- [THE EXERCISE]: Reproduce, word for word, every line starting at the line that contains "Extract the structured" and ending with the final line of the entries.

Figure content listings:

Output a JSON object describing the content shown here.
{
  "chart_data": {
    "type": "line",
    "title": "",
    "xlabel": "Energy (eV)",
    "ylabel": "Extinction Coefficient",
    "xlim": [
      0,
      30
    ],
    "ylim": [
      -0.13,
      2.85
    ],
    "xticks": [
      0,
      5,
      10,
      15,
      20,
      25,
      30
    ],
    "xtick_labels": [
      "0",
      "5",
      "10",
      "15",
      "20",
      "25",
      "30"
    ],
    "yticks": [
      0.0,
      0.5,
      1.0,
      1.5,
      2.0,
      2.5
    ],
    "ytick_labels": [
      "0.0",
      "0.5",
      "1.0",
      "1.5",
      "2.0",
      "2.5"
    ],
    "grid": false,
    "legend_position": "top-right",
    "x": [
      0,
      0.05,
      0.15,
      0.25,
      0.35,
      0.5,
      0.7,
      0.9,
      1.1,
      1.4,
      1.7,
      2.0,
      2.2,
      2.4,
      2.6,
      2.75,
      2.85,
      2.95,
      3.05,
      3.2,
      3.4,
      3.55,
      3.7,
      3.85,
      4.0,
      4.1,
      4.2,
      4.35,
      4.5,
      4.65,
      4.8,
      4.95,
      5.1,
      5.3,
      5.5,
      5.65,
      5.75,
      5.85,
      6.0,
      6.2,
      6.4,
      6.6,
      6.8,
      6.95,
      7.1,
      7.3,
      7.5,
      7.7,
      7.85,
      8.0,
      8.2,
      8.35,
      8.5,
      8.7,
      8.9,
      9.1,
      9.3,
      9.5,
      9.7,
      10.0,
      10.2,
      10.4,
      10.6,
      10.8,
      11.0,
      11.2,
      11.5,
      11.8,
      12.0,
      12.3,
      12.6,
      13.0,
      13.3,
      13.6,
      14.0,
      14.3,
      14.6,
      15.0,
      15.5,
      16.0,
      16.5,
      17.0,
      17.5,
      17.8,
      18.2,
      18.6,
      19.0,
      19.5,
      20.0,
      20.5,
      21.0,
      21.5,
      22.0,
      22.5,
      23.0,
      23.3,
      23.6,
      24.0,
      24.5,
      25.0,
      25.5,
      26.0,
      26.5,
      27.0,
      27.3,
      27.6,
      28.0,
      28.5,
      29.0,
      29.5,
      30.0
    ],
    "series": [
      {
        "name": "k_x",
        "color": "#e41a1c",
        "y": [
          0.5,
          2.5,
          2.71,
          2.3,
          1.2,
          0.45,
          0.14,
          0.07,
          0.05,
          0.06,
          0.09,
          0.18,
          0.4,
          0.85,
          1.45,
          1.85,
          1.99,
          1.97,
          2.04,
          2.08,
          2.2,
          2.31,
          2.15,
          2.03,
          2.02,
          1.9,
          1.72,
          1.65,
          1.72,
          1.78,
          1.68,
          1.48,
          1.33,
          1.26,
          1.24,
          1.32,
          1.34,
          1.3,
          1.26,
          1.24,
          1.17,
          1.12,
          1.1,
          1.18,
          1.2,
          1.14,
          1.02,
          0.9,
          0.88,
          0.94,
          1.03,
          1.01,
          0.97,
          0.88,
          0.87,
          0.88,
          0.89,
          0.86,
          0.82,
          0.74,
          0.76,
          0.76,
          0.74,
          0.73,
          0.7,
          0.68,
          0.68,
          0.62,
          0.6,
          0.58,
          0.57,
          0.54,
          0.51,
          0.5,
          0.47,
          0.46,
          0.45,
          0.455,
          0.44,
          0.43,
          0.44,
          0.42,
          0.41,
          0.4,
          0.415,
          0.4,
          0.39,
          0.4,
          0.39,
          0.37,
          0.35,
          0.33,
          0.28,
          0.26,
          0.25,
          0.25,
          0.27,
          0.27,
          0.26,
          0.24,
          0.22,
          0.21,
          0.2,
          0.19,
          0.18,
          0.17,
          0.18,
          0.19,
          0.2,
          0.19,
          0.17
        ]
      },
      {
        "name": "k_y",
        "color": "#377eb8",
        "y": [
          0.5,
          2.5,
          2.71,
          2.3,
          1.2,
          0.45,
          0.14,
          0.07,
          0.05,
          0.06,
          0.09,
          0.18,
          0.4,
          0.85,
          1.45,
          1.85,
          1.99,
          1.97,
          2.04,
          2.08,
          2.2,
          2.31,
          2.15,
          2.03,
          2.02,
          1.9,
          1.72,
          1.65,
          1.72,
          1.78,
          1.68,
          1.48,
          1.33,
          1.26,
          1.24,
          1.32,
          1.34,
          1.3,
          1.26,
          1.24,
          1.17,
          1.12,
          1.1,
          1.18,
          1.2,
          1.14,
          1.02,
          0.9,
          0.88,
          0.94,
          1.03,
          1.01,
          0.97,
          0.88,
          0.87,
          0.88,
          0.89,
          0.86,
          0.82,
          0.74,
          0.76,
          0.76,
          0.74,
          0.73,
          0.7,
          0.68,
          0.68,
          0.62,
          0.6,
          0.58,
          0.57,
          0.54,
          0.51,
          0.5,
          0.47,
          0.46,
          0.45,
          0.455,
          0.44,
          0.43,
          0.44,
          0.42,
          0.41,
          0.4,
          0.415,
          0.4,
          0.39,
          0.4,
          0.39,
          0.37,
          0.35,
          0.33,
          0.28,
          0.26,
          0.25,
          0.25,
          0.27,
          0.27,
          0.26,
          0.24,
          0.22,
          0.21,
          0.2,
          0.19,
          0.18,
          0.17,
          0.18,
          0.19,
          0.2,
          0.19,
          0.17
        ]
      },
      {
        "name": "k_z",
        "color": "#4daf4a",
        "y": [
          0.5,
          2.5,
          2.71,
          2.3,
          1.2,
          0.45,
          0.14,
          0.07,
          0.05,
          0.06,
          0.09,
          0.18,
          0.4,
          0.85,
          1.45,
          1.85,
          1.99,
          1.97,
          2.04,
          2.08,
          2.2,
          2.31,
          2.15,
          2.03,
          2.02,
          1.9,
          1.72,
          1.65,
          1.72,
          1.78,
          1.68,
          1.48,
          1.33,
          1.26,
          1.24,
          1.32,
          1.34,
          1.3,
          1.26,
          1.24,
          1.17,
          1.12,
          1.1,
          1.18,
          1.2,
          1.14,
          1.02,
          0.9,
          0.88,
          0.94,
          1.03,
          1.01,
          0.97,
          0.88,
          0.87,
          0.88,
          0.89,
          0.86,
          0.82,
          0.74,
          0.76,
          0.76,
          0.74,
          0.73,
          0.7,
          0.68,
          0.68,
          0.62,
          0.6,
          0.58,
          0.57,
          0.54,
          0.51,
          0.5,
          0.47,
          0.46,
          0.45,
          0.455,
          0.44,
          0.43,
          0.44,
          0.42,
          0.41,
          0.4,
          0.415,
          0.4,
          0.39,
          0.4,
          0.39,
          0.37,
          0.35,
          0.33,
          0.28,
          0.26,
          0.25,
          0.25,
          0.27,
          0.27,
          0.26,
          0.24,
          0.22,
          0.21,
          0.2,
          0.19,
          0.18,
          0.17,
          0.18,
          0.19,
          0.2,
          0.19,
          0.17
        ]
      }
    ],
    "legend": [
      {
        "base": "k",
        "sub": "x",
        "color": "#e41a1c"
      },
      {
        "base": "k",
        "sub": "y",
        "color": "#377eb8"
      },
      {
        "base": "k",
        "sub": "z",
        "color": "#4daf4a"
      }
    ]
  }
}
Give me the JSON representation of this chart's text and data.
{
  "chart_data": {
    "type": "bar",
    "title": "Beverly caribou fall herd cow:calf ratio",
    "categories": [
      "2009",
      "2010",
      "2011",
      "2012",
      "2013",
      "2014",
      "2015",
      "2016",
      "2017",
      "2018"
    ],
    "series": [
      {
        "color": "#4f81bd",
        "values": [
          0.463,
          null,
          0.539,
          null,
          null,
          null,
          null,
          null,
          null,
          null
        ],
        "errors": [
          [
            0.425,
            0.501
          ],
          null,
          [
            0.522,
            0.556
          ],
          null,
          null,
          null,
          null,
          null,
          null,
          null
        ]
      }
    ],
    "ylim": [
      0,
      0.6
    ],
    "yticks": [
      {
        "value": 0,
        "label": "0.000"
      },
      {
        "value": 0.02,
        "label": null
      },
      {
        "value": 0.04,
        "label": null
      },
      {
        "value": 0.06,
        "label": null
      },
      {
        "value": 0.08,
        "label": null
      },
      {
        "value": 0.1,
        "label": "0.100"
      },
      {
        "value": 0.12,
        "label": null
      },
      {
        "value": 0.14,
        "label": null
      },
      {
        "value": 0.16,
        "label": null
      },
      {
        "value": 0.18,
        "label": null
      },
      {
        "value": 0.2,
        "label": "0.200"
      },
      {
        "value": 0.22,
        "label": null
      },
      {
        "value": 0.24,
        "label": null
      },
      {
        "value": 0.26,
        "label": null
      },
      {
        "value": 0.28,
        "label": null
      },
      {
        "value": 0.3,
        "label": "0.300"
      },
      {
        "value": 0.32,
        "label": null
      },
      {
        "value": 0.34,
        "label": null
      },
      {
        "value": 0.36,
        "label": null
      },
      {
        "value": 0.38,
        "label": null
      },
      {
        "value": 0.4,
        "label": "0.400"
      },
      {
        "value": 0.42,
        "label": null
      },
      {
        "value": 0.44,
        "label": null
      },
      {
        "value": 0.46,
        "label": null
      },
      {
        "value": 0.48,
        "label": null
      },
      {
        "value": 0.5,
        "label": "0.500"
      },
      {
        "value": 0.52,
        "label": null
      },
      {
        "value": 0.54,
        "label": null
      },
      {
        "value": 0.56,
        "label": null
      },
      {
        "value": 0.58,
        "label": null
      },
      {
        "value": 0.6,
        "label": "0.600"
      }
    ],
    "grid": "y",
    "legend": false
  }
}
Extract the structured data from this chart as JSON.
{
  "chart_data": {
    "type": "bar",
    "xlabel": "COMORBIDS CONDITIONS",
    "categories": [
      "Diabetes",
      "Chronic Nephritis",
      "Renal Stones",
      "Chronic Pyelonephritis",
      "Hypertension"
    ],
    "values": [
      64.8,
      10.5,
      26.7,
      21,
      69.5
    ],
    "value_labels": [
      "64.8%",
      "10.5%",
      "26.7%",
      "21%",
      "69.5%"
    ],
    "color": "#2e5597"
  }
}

- [FINISHED TASK]:
Extract the structured data from this chart as JSON.
{
  "chart_data": {
    "type": "bar",
    "xlabel": "COMORBIDS CONDITIONS",
    "categories": [
      "Diabetes",
      "Chronic Nephritis",
      "Renal Stones",
      "Chronic Pyelonephritis",
      "Hypertension"
    ],
    "values": [
      64.8,
      10.5,
      26.7,
      21,
      69.5
    ],
    "value_labels": [
      "64.8%",
      "10.5%",
      "26.7%",
      "21%",
      "69.5%"
    ],
    "color": "#2e5597"
  }
}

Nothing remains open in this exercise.